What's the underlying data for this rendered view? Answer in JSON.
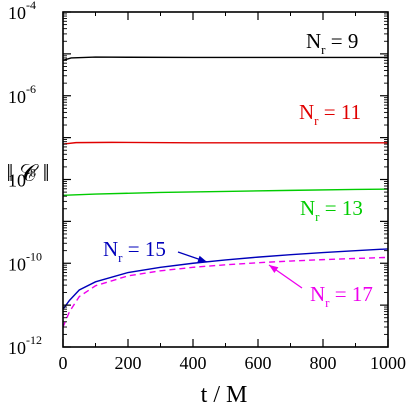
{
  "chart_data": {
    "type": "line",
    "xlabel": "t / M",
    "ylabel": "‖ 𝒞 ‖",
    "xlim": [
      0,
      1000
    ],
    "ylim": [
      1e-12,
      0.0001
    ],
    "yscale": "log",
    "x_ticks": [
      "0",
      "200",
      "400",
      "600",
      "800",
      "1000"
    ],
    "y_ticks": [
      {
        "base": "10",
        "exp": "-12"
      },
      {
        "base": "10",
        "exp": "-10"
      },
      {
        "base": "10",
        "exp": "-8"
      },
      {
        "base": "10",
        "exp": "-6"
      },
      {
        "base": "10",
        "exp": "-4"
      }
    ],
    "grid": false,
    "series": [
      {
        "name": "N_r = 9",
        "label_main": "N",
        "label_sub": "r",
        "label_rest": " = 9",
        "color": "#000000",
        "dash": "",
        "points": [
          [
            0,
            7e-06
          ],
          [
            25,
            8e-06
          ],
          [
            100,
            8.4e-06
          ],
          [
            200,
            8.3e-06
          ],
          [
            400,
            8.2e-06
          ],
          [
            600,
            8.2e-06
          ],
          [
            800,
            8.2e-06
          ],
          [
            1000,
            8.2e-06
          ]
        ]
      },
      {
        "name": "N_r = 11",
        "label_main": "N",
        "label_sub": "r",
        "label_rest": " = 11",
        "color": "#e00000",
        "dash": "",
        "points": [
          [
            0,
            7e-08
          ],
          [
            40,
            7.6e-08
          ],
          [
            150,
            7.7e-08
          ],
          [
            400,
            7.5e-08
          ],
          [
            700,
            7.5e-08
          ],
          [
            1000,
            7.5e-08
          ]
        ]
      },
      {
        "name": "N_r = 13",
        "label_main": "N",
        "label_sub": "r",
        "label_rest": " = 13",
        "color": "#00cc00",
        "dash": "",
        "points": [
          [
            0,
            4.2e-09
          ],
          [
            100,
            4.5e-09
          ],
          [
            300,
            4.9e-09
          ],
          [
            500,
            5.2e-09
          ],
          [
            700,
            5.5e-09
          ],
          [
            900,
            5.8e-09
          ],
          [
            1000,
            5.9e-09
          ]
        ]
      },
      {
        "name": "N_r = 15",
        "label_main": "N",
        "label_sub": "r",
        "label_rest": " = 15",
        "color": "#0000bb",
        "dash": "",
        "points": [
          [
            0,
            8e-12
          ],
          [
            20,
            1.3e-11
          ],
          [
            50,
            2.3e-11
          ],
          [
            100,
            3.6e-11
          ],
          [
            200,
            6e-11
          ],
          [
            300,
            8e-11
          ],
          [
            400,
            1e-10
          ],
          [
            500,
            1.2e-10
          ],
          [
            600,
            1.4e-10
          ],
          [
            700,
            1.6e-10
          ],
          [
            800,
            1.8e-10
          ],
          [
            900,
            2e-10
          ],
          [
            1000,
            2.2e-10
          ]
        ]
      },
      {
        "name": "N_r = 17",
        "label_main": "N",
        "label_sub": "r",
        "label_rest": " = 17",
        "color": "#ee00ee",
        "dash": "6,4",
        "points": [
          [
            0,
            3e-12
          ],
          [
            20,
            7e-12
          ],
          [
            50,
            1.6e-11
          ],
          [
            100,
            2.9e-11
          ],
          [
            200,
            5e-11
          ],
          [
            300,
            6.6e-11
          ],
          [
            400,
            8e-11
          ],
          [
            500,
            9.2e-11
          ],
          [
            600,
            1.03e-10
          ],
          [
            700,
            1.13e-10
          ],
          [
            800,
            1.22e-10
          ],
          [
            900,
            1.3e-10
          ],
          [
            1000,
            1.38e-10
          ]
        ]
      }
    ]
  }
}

□ □ □

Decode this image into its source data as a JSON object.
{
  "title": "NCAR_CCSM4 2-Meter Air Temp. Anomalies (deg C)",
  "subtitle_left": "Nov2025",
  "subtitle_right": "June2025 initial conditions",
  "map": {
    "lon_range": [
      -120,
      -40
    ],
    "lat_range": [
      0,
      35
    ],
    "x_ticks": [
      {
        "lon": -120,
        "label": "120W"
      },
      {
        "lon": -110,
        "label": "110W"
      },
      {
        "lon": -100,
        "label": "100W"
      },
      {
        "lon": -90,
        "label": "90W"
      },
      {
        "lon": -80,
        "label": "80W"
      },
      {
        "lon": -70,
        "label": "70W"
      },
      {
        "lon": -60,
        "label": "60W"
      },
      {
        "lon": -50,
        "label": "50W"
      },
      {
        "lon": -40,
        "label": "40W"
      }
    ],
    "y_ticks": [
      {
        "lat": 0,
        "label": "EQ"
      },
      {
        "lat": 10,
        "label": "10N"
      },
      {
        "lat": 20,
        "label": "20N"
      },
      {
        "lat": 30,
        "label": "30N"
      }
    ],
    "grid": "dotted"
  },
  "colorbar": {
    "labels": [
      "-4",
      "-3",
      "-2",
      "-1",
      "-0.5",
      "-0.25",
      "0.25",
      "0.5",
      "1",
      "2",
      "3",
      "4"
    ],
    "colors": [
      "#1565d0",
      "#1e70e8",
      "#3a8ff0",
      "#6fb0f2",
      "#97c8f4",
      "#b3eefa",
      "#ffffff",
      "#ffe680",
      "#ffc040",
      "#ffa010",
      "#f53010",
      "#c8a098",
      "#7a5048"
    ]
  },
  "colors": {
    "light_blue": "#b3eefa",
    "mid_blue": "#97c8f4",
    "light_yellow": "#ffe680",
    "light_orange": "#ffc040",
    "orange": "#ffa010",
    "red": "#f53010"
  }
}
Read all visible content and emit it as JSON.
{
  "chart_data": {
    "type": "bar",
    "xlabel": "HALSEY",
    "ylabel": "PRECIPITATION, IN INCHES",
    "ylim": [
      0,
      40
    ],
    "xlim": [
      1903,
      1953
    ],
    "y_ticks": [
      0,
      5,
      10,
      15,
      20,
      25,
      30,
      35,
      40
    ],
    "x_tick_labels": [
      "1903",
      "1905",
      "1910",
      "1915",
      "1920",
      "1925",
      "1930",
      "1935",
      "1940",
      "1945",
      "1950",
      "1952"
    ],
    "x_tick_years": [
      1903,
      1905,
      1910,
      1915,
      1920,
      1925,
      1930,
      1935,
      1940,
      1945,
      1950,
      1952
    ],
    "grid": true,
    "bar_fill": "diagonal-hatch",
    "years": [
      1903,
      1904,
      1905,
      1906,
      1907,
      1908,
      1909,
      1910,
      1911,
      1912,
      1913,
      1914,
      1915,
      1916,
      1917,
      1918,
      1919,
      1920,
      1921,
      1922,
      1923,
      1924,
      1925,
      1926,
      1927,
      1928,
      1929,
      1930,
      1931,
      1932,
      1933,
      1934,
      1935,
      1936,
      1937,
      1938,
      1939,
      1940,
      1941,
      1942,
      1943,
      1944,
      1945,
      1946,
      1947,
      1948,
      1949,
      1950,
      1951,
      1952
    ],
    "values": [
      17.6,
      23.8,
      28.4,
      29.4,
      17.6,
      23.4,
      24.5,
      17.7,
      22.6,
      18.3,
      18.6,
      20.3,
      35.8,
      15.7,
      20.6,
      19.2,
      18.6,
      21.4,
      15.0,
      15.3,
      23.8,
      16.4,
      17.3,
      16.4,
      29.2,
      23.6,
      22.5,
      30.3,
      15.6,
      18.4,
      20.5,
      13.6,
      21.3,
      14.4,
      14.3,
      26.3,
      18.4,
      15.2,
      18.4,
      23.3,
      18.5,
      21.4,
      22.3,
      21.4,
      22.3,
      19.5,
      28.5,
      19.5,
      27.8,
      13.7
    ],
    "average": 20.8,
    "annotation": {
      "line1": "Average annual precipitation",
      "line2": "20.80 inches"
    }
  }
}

□ □ □

▶ [TASK OBJECTIVE] Extract all lines from the data in which "JSON" is found.

▶ [CORRECT RESPONSE]
What's the underlying data for this rendered view? Answer in JSON.
Decode this image into its source data as a JSON object.
Read all visible content and emit it as JSON.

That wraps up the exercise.